__Objective__: From the entries that follow, extract each line holding the string "Audio".

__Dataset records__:
◆ ◆ ◆

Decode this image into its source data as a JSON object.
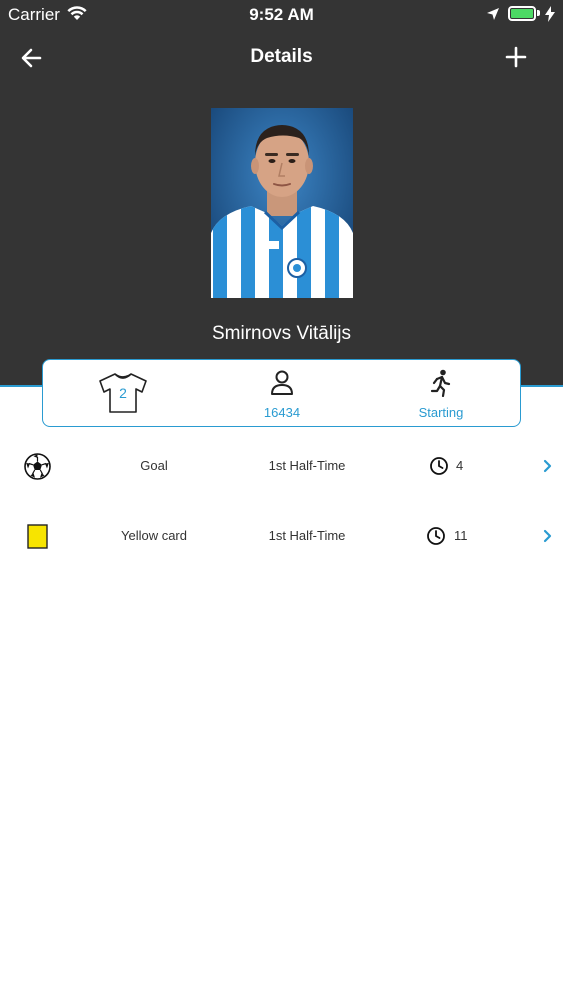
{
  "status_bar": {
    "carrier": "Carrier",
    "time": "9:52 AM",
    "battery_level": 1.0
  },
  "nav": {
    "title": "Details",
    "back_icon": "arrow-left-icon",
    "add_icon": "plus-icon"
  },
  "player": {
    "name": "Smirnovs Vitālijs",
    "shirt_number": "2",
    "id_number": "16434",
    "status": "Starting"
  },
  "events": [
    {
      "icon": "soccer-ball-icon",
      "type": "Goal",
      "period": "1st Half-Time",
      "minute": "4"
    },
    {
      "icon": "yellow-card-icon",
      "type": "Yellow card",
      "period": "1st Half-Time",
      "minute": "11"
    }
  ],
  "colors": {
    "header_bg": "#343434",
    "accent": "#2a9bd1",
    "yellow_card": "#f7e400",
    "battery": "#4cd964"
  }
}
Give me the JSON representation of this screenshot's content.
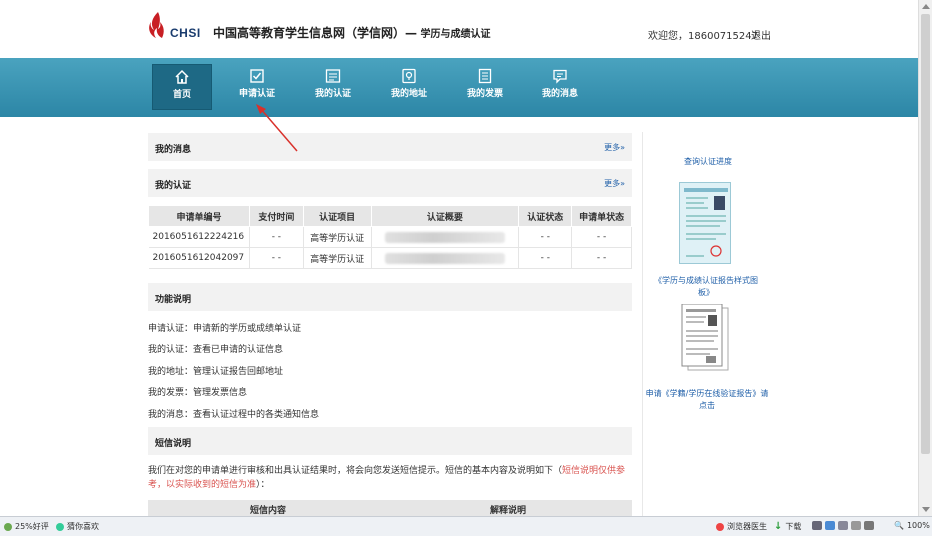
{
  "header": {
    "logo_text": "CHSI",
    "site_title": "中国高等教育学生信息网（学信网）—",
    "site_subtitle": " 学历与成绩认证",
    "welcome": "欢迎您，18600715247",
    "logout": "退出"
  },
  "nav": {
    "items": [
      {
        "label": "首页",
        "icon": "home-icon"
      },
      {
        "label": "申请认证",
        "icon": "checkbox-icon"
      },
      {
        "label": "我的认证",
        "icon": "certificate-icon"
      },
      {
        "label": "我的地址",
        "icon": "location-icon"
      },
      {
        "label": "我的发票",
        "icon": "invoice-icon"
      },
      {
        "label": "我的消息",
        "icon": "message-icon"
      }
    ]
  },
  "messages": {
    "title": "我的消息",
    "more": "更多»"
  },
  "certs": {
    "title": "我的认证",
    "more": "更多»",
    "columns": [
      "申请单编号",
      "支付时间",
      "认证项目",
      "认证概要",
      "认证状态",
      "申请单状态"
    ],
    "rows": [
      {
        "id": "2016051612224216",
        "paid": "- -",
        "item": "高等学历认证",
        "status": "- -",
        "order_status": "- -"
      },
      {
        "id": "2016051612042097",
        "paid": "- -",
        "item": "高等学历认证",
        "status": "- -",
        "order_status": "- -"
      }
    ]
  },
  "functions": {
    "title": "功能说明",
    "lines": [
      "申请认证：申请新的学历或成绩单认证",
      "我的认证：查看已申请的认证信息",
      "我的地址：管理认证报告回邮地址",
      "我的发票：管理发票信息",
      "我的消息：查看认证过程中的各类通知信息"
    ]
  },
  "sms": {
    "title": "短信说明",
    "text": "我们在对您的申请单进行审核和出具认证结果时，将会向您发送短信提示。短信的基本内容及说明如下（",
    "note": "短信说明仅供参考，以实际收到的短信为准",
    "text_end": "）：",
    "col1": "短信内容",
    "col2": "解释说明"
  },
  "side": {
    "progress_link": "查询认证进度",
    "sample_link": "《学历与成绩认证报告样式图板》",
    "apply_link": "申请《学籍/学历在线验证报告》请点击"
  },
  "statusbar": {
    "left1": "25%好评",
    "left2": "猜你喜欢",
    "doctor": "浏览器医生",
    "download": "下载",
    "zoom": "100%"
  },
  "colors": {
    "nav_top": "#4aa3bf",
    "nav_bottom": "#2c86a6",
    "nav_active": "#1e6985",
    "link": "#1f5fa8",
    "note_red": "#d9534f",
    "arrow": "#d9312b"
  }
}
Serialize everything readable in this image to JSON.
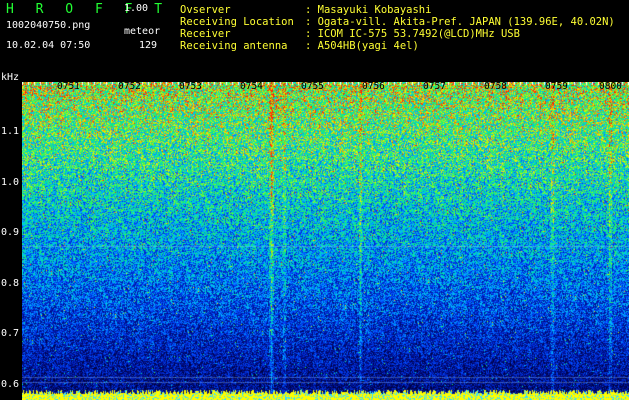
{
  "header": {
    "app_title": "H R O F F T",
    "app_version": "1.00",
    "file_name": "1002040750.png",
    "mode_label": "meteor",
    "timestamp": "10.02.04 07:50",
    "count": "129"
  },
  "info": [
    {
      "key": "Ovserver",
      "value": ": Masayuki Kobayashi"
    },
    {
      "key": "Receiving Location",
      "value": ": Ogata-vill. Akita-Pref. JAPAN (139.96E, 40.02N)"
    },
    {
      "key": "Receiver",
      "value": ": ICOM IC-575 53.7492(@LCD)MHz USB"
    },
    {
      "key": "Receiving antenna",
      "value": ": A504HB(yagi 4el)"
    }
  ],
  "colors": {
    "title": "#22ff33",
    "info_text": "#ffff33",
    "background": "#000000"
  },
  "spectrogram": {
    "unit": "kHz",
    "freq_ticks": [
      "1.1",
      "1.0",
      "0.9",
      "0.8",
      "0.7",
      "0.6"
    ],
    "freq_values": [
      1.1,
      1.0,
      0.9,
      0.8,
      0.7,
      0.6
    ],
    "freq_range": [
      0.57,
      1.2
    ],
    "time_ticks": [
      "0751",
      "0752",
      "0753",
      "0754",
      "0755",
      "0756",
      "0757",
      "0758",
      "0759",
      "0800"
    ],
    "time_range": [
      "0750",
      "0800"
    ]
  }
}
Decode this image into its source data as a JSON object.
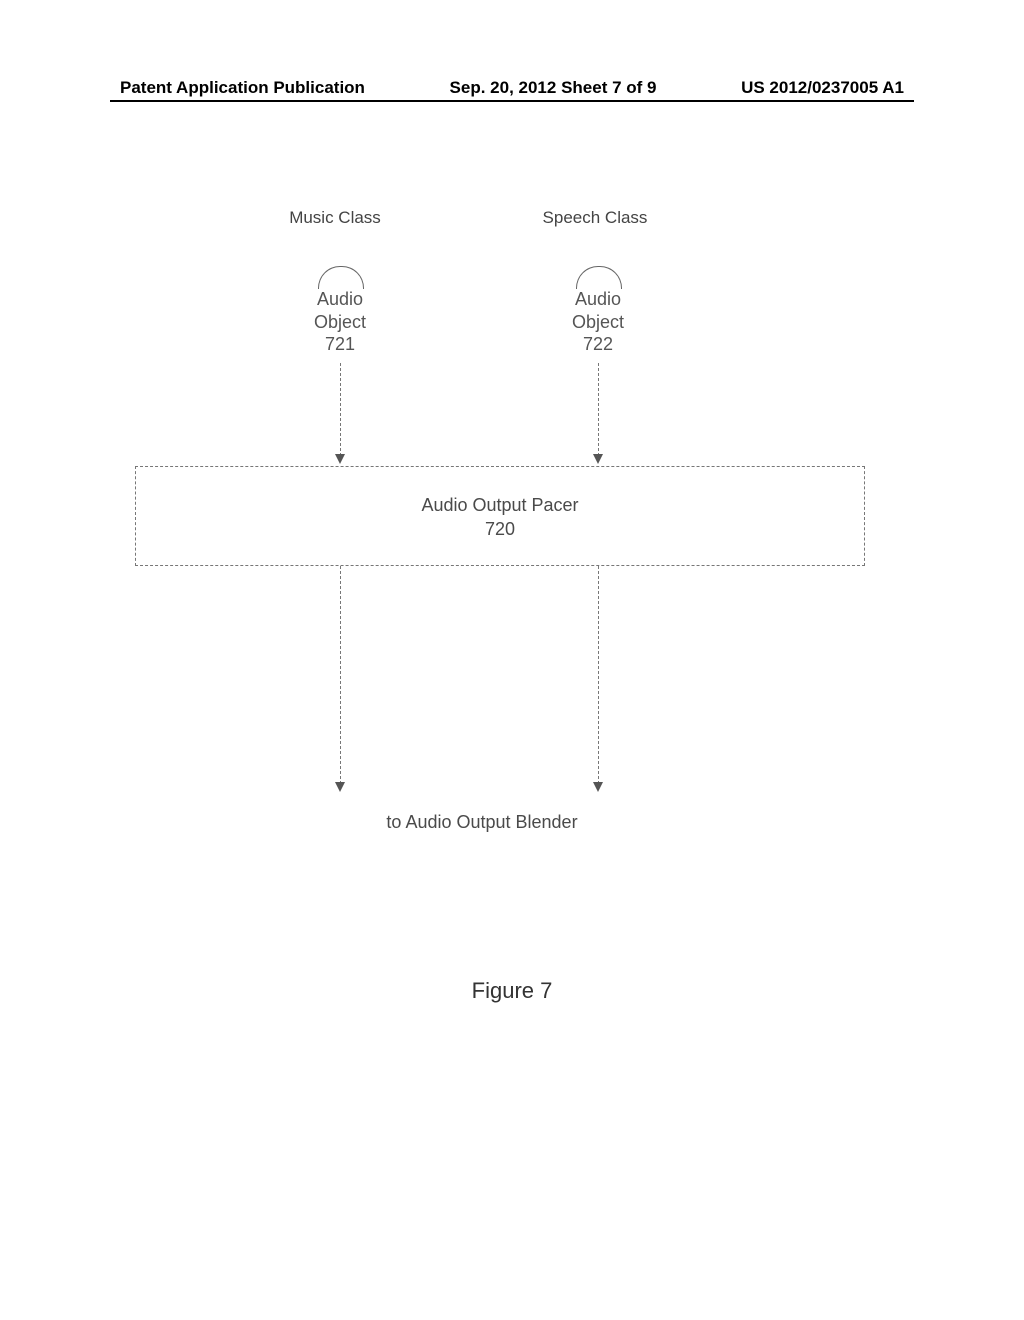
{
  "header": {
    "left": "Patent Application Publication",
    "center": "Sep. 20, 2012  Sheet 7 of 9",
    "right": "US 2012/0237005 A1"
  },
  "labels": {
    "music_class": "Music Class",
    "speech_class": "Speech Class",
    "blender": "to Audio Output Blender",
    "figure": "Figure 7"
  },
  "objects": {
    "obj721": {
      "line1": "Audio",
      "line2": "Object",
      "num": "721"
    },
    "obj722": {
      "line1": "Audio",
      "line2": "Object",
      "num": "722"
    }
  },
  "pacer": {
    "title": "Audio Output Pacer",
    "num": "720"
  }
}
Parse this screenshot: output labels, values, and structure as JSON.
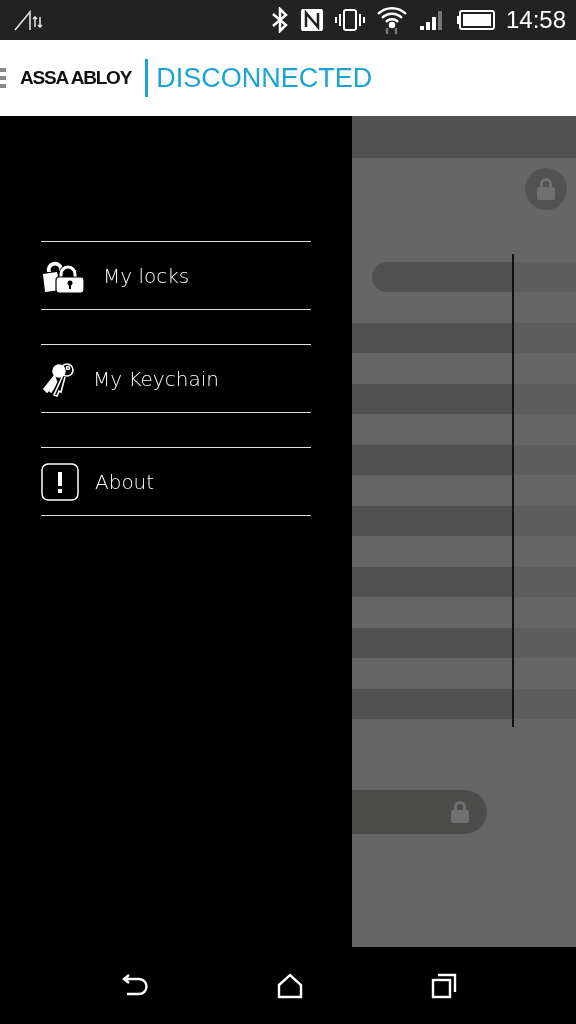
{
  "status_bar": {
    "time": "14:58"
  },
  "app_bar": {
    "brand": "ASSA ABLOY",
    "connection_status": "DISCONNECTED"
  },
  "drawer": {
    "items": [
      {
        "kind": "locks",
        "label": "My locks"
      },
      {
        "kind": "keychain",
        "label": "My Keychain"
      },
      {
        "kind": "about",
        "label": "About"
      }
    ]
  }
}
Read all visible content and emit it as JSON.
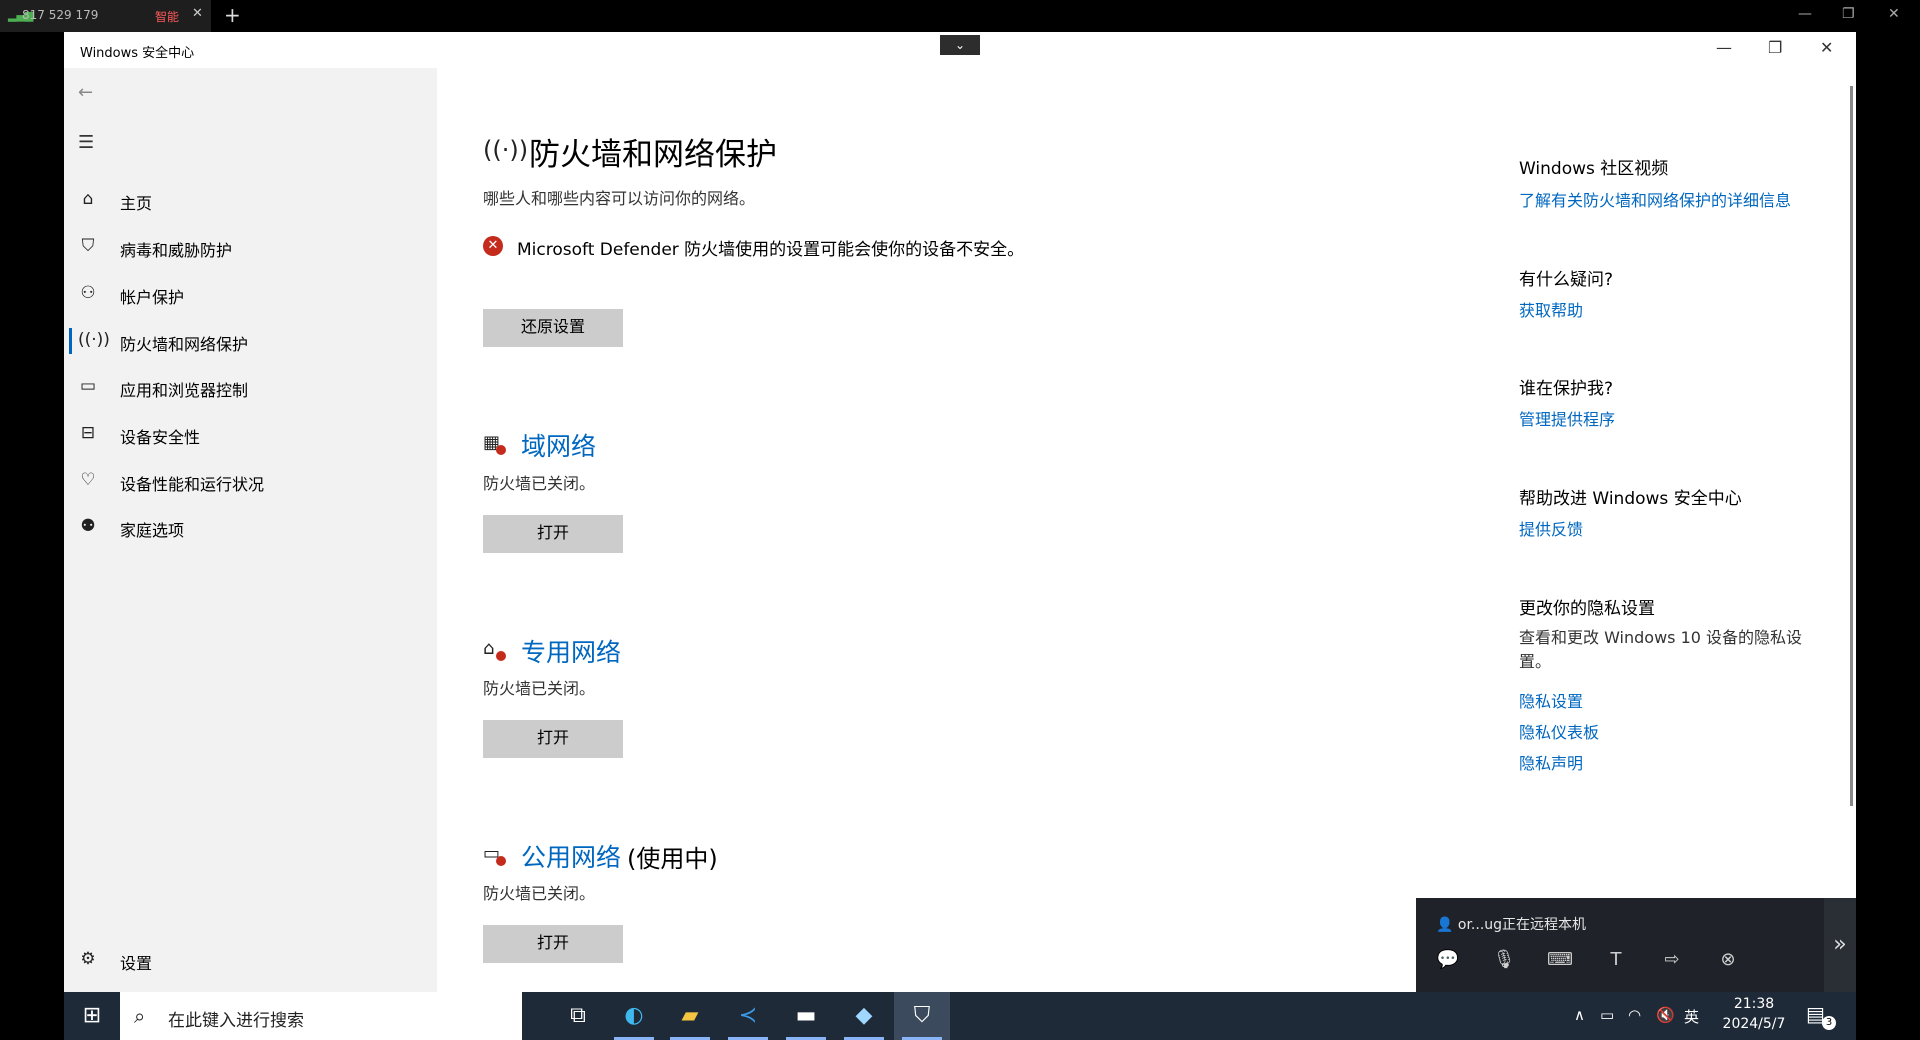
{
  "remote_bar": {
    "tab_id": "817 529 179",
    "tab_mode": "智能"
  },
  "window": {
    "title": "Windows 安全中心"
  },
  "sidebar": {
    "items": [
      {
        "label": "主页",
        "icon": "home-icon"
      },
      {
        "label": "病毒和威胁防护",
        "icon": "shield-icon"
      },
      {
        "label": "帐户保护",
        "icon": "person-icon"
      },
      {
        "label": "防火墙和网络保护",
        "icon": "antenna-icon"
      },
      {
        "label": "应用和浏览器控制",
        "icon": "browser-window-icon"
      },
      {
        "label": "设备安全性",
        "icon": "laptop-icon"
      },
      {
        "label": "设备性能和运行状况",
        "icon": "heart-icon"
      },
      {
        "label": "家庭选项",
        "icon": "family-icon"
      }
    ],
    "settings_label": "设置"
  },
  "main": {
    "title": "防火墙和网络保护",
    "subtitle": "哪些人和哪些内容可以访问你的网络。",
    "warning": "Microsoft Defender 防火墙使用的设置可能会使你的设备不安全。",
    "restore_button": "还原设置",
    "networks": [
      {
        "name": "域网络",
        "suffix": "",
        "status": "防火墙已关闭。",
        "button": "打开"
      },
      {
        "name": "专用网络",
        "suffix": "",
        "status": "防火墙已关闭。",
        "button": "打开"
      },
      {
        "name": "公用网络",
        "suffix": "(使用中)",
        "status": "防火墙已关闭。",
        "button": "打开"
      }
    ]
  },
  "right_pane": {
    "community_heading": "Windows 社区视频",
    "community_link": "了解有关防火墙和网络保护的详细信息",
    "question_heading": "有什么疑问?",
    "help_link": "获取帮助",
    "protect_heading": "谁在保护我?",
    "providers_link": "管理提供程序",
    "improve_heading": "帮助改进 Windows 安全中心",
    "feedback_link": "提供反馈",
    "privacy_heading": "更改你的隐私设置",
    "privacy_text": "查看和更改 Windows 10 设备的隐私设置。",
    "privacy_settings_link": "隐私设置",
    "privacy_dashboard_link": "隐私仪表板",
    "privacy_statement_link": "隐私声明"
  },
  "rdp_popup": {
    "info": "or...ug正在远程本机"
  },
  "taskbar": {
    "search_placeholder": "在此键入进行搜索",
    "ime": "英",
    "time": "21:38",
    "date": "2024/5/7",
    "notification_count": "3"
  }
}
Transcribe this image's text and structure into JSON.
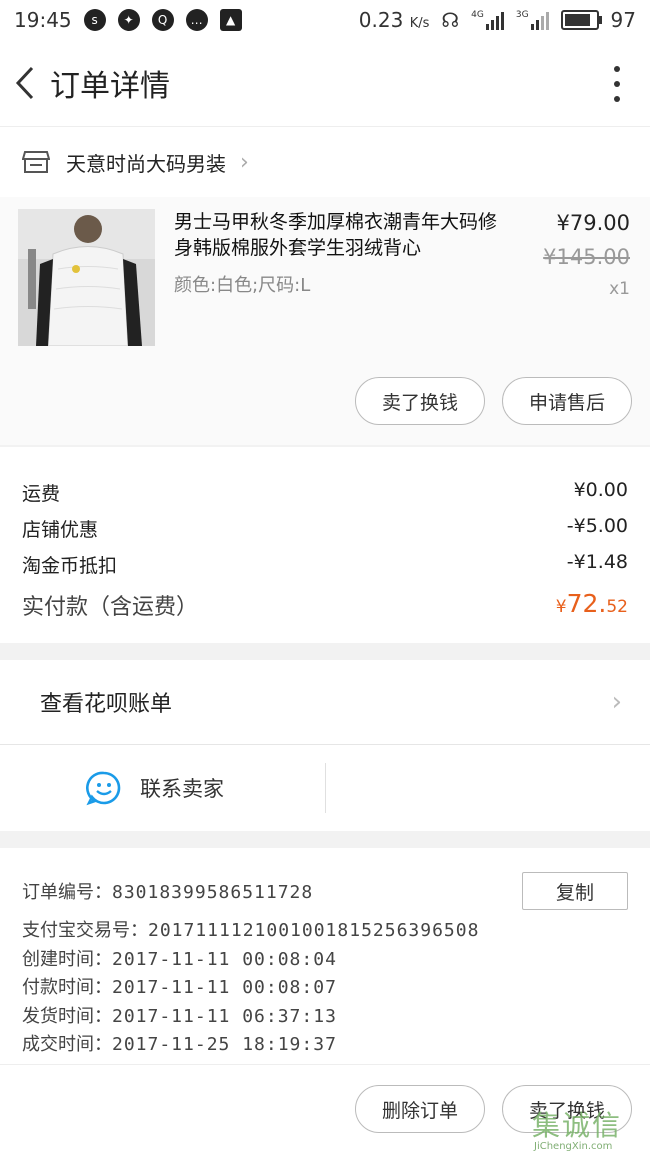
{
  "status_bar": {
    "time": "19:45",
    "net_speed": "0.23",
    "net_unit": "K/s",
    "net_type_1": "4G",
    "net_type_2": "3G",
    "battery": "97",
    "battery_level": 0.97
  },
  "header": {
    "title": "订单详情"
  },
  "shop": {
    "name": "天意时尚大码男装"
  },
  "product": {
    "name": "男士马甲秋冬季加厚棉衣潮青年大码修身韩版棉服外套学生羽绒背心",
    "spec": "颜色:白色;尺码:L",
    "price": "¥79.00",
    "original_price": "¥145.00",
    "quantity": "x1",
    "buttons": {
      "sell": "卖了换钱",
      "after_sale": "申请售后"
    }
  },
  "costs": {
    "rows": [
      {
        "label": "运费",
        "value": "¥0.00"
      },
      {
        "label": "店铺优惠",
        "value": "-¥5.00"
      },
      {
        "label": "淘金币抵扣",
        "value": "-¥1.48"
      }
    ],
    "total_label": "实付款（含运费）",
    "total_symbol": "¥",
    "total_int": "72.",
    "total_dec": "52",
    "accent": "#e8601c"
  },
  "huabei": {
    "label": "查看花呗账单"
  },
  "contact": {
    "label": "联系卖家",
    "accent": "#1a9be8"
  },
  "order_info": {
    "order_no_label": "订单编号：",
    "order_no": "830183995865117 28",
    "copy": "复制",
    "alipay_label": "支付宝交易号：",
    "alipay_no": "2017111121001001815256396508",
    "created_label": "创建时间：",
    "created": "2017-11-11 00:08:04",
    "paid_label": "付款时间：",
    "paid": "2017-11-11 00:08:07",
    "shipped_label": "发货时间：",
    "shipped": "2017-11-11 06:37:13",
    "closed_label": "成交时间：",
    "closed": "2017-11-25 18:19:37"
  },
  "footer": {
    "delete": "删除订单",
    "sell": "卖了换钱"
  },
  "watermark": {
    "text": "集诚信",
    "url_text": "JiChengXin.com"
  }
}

◆ ◆ ◆

__Written answer__:
    "blender": "to Audio Output Blender",
      "line1": "Audio",
      "line1": "Audio",
    "title": "Audio Output Pacer",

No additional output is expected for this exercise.